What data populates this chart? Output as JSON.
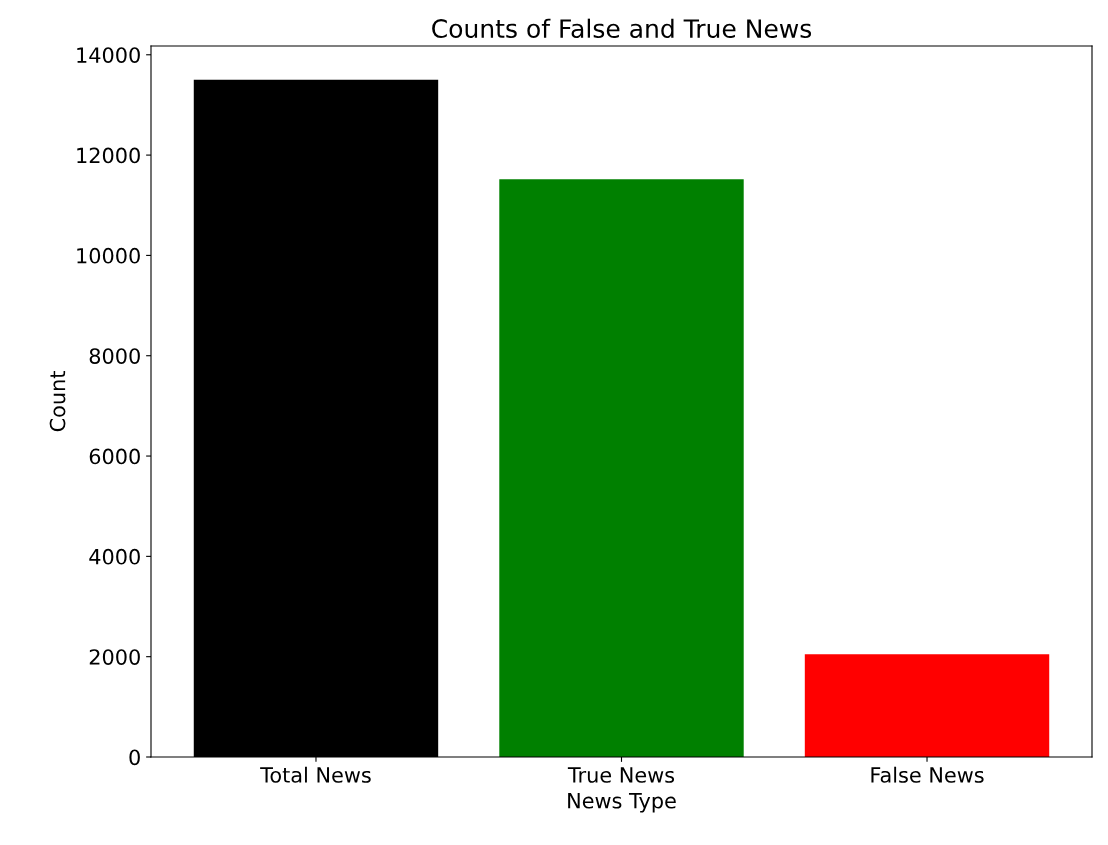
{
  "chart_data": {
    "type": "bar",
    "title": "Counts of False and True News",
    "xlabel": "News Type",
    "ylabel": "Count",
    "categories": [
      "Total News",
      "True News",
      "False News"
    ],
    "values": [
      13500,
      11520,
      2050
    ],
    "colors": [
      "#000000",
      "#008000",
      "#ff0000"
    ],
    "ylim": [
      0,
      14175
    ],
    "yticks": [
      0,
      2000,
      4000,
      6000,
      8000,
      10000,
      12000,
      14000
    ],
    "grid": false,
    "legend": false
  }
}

══════════════════════════════

DO THIS –
Verbatim reproduction of every record is required; images are left out.

COMPLETE OUTPUT –
What data populates this chart? Output as JSON.
{
  "chart_data": {
    "type": "bar",
    "title": "Counts of False and True News",
    "xlabel": "News Type",
    "ylabel": "Count",
    "categories": [
      "Total News",
      "True News",
      "False News"
    ],
    "values": [
      13500,
      11520,
      2050
    ],
    "colors": [
      "#000000",
      "#008000",
      "#ff0000"
    ],
    "ylim": [
      0,
      14175
    ],
    "yticks": [
      0,
      2000,
      4000,
      6000,
      8000,
      10000,
      12000,
      14000
    ],
    "grid": false,
    "legend": false
  }
}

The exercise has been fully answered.